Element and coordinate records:
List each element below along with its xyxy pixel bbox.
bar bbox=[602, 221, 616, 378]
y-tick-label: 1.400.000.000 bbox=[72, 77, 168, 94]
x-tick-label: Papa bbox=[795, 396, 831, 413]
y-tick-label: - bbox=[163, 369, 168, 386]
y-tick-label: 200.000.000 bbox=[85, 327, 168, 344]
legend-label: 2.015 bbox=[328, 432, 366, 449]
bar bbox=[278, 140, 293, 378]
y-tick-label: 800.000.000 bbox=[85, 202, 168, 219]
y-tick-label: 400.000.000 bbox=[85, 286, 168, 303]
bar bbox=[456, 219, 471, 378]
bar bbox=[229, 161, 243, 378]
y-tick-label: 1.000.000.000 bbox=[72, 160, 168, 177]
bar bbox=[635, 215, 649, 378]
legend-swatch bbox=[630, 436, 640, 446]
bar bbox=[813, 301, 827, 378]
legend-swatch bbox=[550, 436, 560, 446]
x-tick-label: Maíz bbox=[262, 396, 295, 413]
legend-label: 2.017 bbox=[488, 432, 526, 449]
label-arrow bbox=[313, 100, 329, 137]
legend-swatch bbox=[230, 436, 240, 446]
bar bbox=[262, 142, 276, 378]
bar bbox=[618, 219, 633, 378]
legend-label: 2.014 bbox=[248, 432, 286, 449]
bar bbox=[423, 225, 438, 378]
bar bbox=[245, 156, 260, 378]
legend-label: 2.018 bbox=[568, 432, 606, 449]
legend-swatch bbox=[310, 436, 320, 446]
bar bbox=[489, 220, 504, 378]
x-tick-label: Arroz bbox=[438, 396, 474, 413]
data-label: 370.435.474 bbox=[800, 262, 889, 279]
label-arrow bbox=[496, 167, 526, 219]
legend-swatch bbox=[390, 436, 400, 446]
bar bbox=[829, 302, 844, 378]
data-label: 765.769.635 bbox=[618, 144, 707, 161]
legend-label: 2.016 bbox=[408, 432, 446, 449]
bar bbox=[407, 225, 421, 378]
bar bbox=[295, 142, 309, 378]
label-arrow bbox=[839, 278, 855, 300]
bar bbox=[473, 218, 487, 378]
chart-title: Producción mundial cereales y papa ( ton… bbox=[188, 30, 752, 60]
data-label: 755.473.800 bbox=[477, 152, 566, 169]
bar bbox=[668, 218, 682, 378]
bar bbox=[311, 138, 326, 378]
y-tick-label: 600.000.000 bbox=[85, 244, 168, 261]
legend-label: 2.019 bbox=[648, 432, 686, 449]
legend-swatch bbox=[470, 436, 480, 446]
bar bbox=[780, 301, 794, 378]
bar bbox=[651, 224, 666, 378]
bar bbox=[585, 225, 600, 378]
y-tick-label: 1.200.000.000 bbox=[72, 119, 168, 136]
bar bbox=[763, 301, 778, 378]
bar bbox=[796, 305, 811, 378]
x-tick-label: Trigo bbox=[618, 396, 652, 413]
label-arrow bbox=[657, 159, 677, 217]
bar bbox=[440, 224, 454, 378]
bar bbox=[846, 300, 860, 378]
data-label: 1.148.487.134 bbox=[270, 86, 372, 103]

● WHAT IS NEEDED:
Report every line of the records above that contains the string "data", matching case exactly.

● CORRECT ANSWER:
data-label: 370.435.474 bbox=[800, 262, 889, 279]
data-label: 765.769.635 bbox=[618, 144, 707, 161]
data-label: 755.473.800 bbox=[477, 152, 566, 169]
data-label: 1.148.487.134 bbox=[270, 86, 372, 103]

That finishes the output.